SUPPLIED TEXT:
◇ ◇ ◇ ◇ ◇

At first, many were apprehensive of the authorisation obligation, as its rules, vague in several respects, essentially gave discretionary powers to the Minister for Innovation and Technology to intervene into the business intentions of the operators of the company acquisition market. Fortunately, however, the first experiences made these fears appear misplaced.

As far as we are aware, the authority has only prevented acquisitions on a couple of occasions, and the majority of requests went through the screening easily. Moreover, in a number of cases the authority concluded that the given transaction was not even subject to the authorisation obligation.

Over time, however, the process of authorisation changed significantly. While at first, market operators encountered a quick procedure that was more or less just a formality, the authority’s approach seems to be getting more cautious lately. Several transactions saw the authority interviewing the parties separately in order to learn about the conditions of the deal and assess the parties’ intentions with the transaction. On occasion, the authority also examined conditions of the transaction (e.g. the fate of certain state subsidies) that were not related to the subject-matter of the authorisation in the narrow sense. This, obviously slowed down the process of authorisation, and market operators had to wait months for the Ministry’s approval in several cases.

What we have learned over time

Both the subsequent legislative changes and authority interpretations helped clarify the rules of authorisation. For example, the law replacing the original Government Decree in October pronounced that a transaction didn’t need to be reported if only an indirect change of ownership is carried out (i.e. the transaction takes place with regard to the parent of the company).

In the meantime, it has become clear which interest acquisitions the restriction applies to. Accordingly, a transaction is only subject to the authorisation obligation if the company concerned by the transaction fits a dual system of criteria. On the one hand, the company has to operate within one of the so-called “strategic sectors” (such as the energy, transportation, healthcare or communications sector), and on the other hand, it has to conduct one of the activities listed in a separate Decree. The rules still carry certain uncertainties within them, however. Does a company qualify as “strategic” if it manufactures or sells parts for the car industry (which is, strictly speaking, a part of the transportation infrastructure)? Authorities believe that the answer to this question Is affirmative, even if such interpretation expands the scope of the authorisation obligation.

◇ ◇ ◇ ◇ ◇

DATASET:
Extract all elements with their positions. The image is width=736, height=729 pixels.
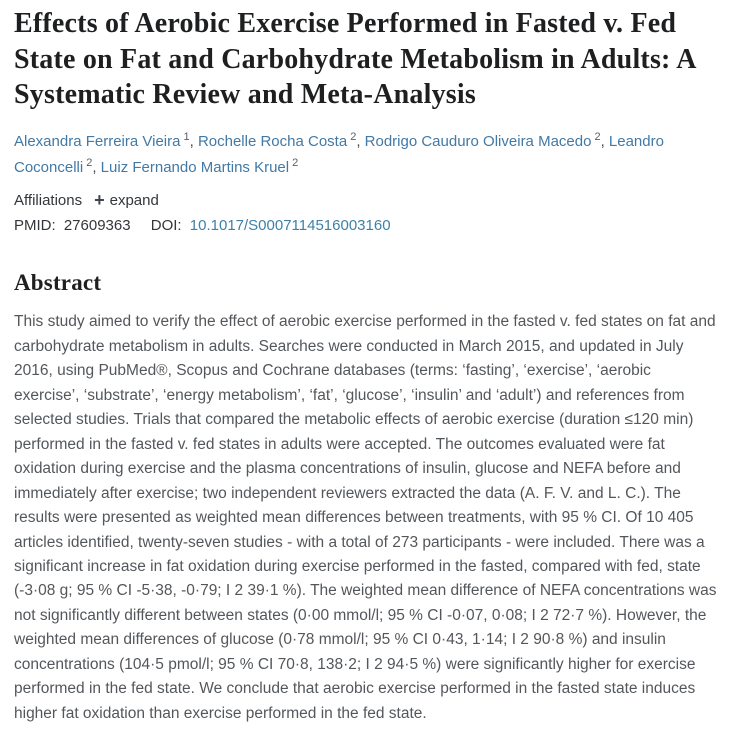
identifiers-row [14,217,720,234]
author-affiliation-sup: 2 [594,130,601,143]
plus-icon: + [94,190,105,211]
author-item [14,130,198,150]
author-link[interactable]: Luiz Fernando Martins Kruel [100,158,290,176]
author-separator: , [189,132,198,150]
author-affiliation-sup: 2 [350,130,357,143]
author-item [100,156,299,176]
author-link[interactable]: Alexandra Ferreira Vieira [14,132,181,150]
author-affiliation-sup: 2 [86,156,93,169]
pmid-label: PMID: [14,217,56,235]
author-separator: , [92,158,101,176]
abstract-text: This study aimed to verify the effect of aerobic exercise performed in the fasted v. fed states on fat and carbohydrate metabolism in adults. Searches were conducted in March 2015, and updated in July 2016, using PubMed®, Scopus and Cochrane databases (terms: ‘fasting’, ‘exercise’, ‘aerobic exercise’, ‘substrate’, ‘energy metabolism’, ‘fat’, ‘glucose’, ‘insulin’ and ‘adult’) and references from selected studies. Trials that compared the metabolic effects of aerobic exercise (duration ≤120 min) performed in the fasted v. fed states in adults were accepted. The outcomes evaluated were fat oxidation during exercise and the plasma concentrations of insulin, glucose and NEFA before and immediately after exercise; two independent reviewers extracted the data (A. F. V. and L. C.). The results were presented as weighted mean differences between treatments, with 95 % CI. Of 10 405 articles identified, twenty-seven studies - with a total of 273 participants - were included. There was a significant increase in fat oxidation during exercise performed in the fasted, compared with fed, state (-3·08 g; 95 % CI -5·38, -0·79; I 2 39·1 %). The weighted mean difference of NEFA concentrations was not significantly different between states (0·00 mmol/l; 95 % CI -0·07, 0·08; I 2 72·7 %). However, the weighted mean differences of glucose (0·78 mmol/l; 95 % CI 0·43, 1·14; I 2 90·8 %) and insulin concentrations (104·5 pmol/l; 95 % CI 70·8, 138·2; I 2 94·5 %) were significantly higher for exercise performed in the fed state. We conclude that aerobic exercise performed in the fasted state induces higher fat oxidation than exercise performed in the fed state. [14,313,717,722]
expand-label: expand [109,191,159,209]
pmid-value: 27609363 [63,217,131,235]
author-separator: , [356,132,365,150]
author-affiliation-sup: 2 [292,156,299,169]
affiliations-label: Affiliations [14,191,83,209]
author-list [14,129,720,182]
author-affiliation-sup: 1 [183,130,190,143]
author-link[interactable]: Rochelle Rocha Costa [197,132,348,150]
author-item [364,130,609,150]
abstract-heading: Abstract [14,270,102,296]
affiliations-row [14,191,720,209]
author-link[interactable]: Rodrigo Cauduro Oliveira Macedo [364,132,592,150]
doi-link[interactable]: 10.1017/S0007114516003160 [189,217,391,235]
doi-group [151,217,391,234]
author-item [197,130,365,150]
article-title: Effects of Aerobic Exercise Performed in Fasted v. Fed State on Fat and Carbohydrate Metabolism in Adults: A Systematic Review and Meta-Analysis [14,8,696,111]
author-separator: , [600,132,609,150]
doi-label: DOI: [150,217,182,235]
author-link[interactable]: Leandro Coconcelli [14,132,664,176]
expand-affiliations-button[interactable] [94,191,159,209]
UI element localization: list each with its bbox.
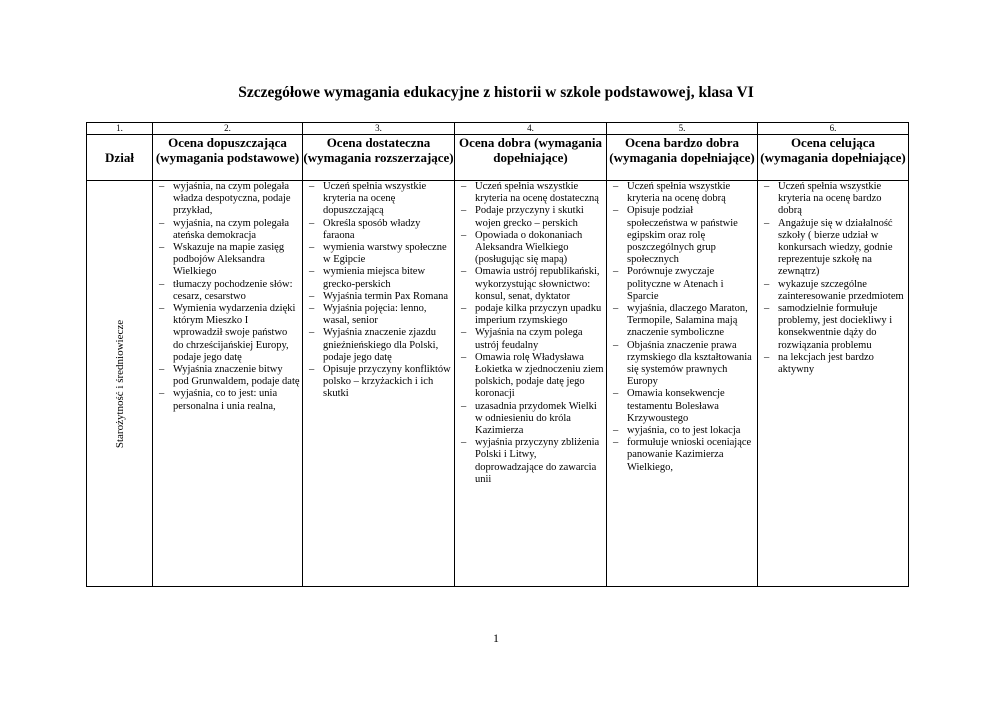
requirement-item: – Podaje przyczyny i skutki wojen grecko – perskich: [461, 205, 604, 229]
requirement-item: – Omawia konsekwencje testamentu Bolesława Krzywoustego: [613, 388, 755, 425]
col3-cell: [303, 181, 455, 587]
requirement-item: – wymienia warstwy społeczne w Egipcie: [309, 242, 452, 266]
col5-cell: [607, 181, 758, 587]
requirement-item: – Omawia rolę Władysława Łokietka w zjednoczeniu ziem polskich, podaje datę jego koronacji: [461, 352, 604, 401]
header-ocena-bardzo-dobra: Ocena bardzo dobra (wymagania dopełniające): [607, 135, 758, 181]
requirement-item: – Wyjaśnia znaczenie zjazdu gnieźnieńskiego dla Polski, podaje jego datę: [309, 327, 452, 364]
requirement-item: – wyjaśnia, co to jest lokacja: [613, 425, 755, 437]
column-number: 6.: [758, 123, 909, 135]
header-dzial: Dział: [87, 135, 153, 181]
requirement-item: – na lekcjach jest bardzo aktywny: [764, 352, 906, 376]
col5-list: [607, 181, 757, 474]
requirement-item: – Wymienia wydarzenia dzięki którym Mieszko I wprowadził swoje państwo do chrześcijańskiej Europy, podaje jego datę: [159, 303, 300, 364]
col4-list: [455, 181, 606, 486]
header-ocena-dostateczna: Ocena dostateczna (wymagania rozszerzające): [303, 135, 455, 181]
col2-cell: [153, 181, 303, 587]
requirement-item: – wyjaśnia, co to jest: unia personalna i unia realna,: [159, 388, 300, 412]
requirement-item: – Opisuje podział społeczeństwa w państwie egipskim oraz rolę poszczególnych grup społecznych: [613, 205, 755, 266]
requirement-item: – wyjaśnia przyczyny zbliżenia Polski i Litwy, doprowadzające do zawarcia unii: [461, 437, 604, 486]
requirement-item: – Objaśnia znaczenie prawa rzymskiego dla kształtowania się systemów prawnych Europy: [613, 340, 755, 389]
requirement-item: – tłumaczy pochodzenie słów: cesarz, cesarstwo: [159, 279, 300, 303]
requirement-item: – wykazuje szczególne zainteresowanie przedmiotem: [764, 279, 906, 303]
requirement-item: – wyjaśnia, na czym polegała władza despotyczna, podaje przykład,: [159, 181, 300, 218]
requirement-item: – samodzielnie formułuje problemy, jest dociekliwy i konsekwentnie dąży do rozwiązania problemu: [764, 303, 906, 352]
requirement-item: – Wyjaśnia pojęcia: lenno, wasal, senior: [309, 303, 452, 327]
col4-cell: [455, 181, 607, 587]
requirement-item: – Uczeń spełnia wszystkie kryteria na ocenę dopuszczającą: [309, 181, 452, 218]
requirement-item: – Wskazuje na mapie zasięg podbojów Aleksandra Wielkiego: [159, 242, 300, 279]
column-number: 5.: [607, 123, 758, 135]
requirement-item: – Opowiada o dokonaniach Aleksandra Wielkiego (posługując się mapą): [461, 230, 604, 267]
requirement-item: – Uczeń spełnia wszystkie kryteria na ocenę bardzo dobrą: [764, 181, 906, 218]
col2-list: [153, 181, 302, 413]
header-ocena-dobra: Ocena dobra (wymagania dopełniające): [455, 135, 607, 181]
page-number: 1: [493, 631, 499, 645]
requirement-item: – Wyjaśnia na czym polega ustrój feudalny: [461, 327, 604, 351]
col3-list: [303, 181, 454, 401]
col6-cell: [758, 181, 909, 587]
requirement-item: – Porównuje zwyczaje polityczne w Atenach i Sparcie: [613, 266, 755, 303]
header-ocena-dopuszczajaca: Ocena dopuszczająca (wymagania podstawowe): [153, 135, 303, 181]
section-cell: [87, 181, 153, 587]
requirement-item: – podaje kilka przyczyn upadku imperium rzymskiego: [461, 303, 604, 327]
requirement-item: – Opisuje przyczyny konfliktów polsko – krzyżackich i ich skutki: [309, 364, 452, 401]
requirement-item: – formułuje wnioski oceniające panowanie Kazimierza Wielkiego,: [613, 437, 755, 474]
requirement-item: – wyjaśnia, na czym polegała ateńska demokracja: [159, 218, 300, 242]
requirement-item: – wymienia miejsca bitew grecko-perskich: [309, 266, 452, 290]
requirement-item: – uzasadnia przydomek Wielki w odniesieniu do króla Kazimierza: [461, 401, 604, 438]
requirement-item: – Uczeń spełnia wszystkie kryteria na ocenę dostateczną: [461, 181, 604, 205]
column-number: 4.: [455, 123, 607, 135]
requirement-item: – Angażuje się w działalność szkoły ( bierze udział w konkursach wiedzy, godnie reprezentuje szkołę na zewnątrz): [764, 218, 906, 279]
section-row: [87, 181, 909, 587]
column-number: 1.: [87, 123, 153, 135]
requirement-item: – Omawia ustrój republikański, wykorzystując słownictwo: konsul, senat, dyktator: [461, 266, 604, 303]
page-title: Szczegółowe wymagania edukacyjne z historii w szkole podstawowej, klasa VI: [238, 84, 754, 101]
header-ocena-celujaca: Ocena celująca (wymagania dopełniające): [758, 135, 909, 181]
section-label: Starożytność i średniowiecze: [113, 319, 126, 448]
col6-list: [758, 181, 908, 376]
column-number: 2.: [153, 123, 303, 135]
requirement-item: – Uczeń spełnia wszystkie kryteria na ocenę dobrą: [613, 181, 755, 205]
requirement-item: – Wyjaśnia termin Pax Romana: [309, 291, 452, 303]
requirement-item: – wyjaśnia, dlaczego Maraton, Termopile, Salamina mają znaczenie symboliczne: [613, 303, 755, 340]
requirement-item: – Wyjaśnia znaczenie bitwy pod Grunwaldem, podaje datę: [159, 364, 300, 388]
requirement-item: – Określa sposób władzy faraona: [309, 218, 452, 242]
header-row: [87, 135, 909, 181]
column-number-row: [87, 123, 909, 135]
requirements-table: [86, 122, 909, 587]
column-number: 3.: [303, 123, 455, 135]
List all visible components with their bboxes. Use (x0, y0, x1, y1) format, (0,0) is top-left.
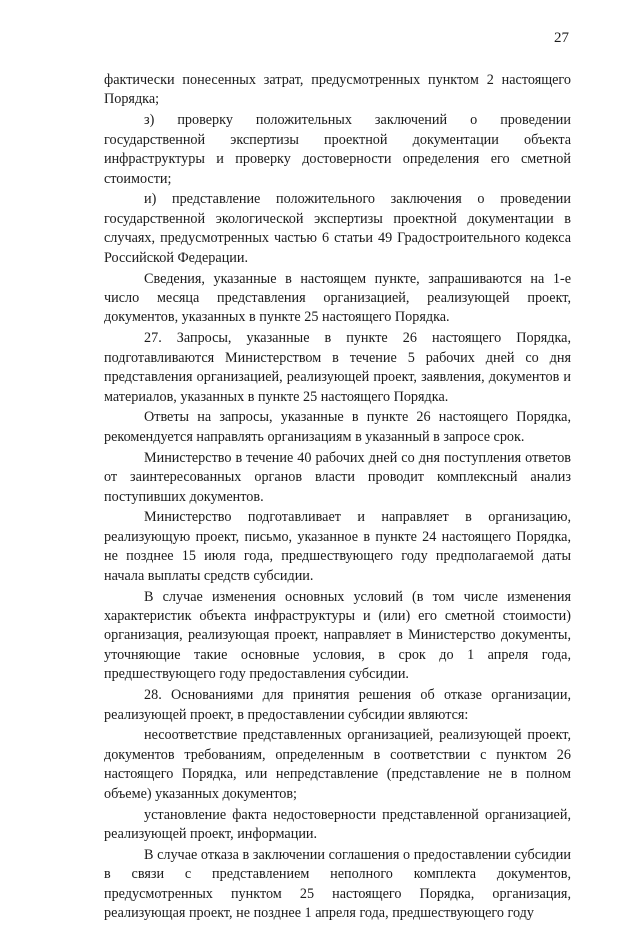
paragraph: 28. Основаниями для принятия решения об отказе организации, реализующей проект, в предоставлении субсидии являются: (104, 687, 571, 723)
paragraph: установление факта недостоверности представленной организацией, реализующей проект, информации. (104, 806, 571, 842)
paragraph: Министерство в течение 40 рабочих дней со дня поступления ответов от заинтересованных органов власти проводит комплексный анализ поступивших документов. (104, 449, 571, 505)
paragraph: В случае отказа в заключении соглашения о предоставлении субсидии в связи с представлением неполного комплекта документов, предусмотренных пунктом 25 настоящего Порядка, организация, реализующая проект, не позднее 1 апреля года, предшествующего году (104, 846, 571, 922)
paragraph: В случае изменения основных условий (в том числе изменения характеристик объекта инфраструктуры и (или) его сметной стоимости) организация, реализующая проект, направляет в Министерство документы, уточняющие такие основные условия, в срок до 1 апреля года, предшествующего году предоставления субсидии. (104, 588, 571, 683)
paragraph: Ответы на запросы, указанные в пункте 26 настоящего Порядка, рекомендуется направлять организациям в указанный в запросе срок. (104, 409, 571, 445)
paragraph: Сведения, указанные в настоящем пункте, запрашиваются на 1-е число месяца представления организацией, реализующей проект, документов, указанных в пункте 25 настоящего Порядка. (104, 270, 571, 326)
paragraph: Министерство подготавливает и направляет в организацию, реализующую проект, письмо, указанное в пункте 24 настоящего Порядка, не позднее 15 июля года, предшествующего году предполагаемой даты начала выплаты средств субсидии. (104, 509, 571, 584)
paragraph: и) представление положительного заключения о проведении государственной экологической экспертизы проектной документации в случаях, предусмотренных частью 6 статьи 49 Градостроительного кодекса Российской Федерации. (104, 191, 571, 266)
paragraph: 27. Запросы, указанные в пункте 26 настоящего Порядка, подготавливаются Министерством в течение 5 рабочих дней со дня представления организацией, реализующей проект, заявления, документов и материалов, указанных в пункте 25 настоящего Порядка. (104, 330, 571, 405)
document-body (104, 71, 571, 925)
paragraph: з) проверку положительных заключений о проведении государственной экспертизы проектной документации объекта инфраструктуры и проверку достоверности определения его сметной стоимости; (104, 112, 571, 187)
page-number: 27 (554, 30, 569, 46)
paragraph: фактически понесенных затрат, предусмотренных пунктом 2 настоящего Порядка; (104, 72, 571, 108)
paragraph: несоответствие представленных организацией, реализующей проект, документов требованиям, определенным в соответствии с пунктом 26 настоящего Порядка, или непредставление (представление не в полном объеме) указанных документов; (104, 727, 571, 802)
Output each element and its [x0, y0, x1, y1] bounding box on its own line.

◇ ◇ ◇ ◇ ◇

SHORT EXERCISE 1: In the passage on the authorization obligation, why were many people apprehensive about the obligation at first?
SHORT EXERCISE 2: According to the passage on the authorization obligation, when did the law replacing the original Government Decree come in?
SHORT EXERCISE 3: Continue the passage on the authorization obligation from its final sentence.

EXPECTED OUTPUT 1: Its rules were vague in several respects and essentially gave the Minister for Innovation and Technology discretionary powers to intervene in the business intentions of operators in the company acquisition market.

EXPECTED OUTPUT 2: In October.

EXPECTED OUTPUT 3:
And what we haven’t as yet 

Grey areas still remain with regard to the interpretation of the rules, however. For example, it still remains unclear whether the transaction has to be reported when it takes place between related parties, i.e. where the ultimate owner doesn’t change. A transaction between related parties would not fit the purpose for which the regulation was created, but no official confirmation has been received so far in this matter.

How much longer still? 

It is also possible that the authority’s position will never be clarified as, based on the present text of the legislation, the authorisation obligation will cease at the end of June. This final deadline, however, should be taken with a grain of salt. The end date of the authorisation obligation has already been extended twice, compared to the original date of 31 December 2020. As such, there is still no guarantee that we will be discharged from facing the Ministry in the short term.

Fortunately, however, it is clear that the authorisation obligation did not result in any serious hurdles for company acquisition transactions. The exceptionally high activity of M&A markets shows that by now, the authorisation obligation and its timing has become something that the decision-makers take into consideration when launching their Hungarian deals.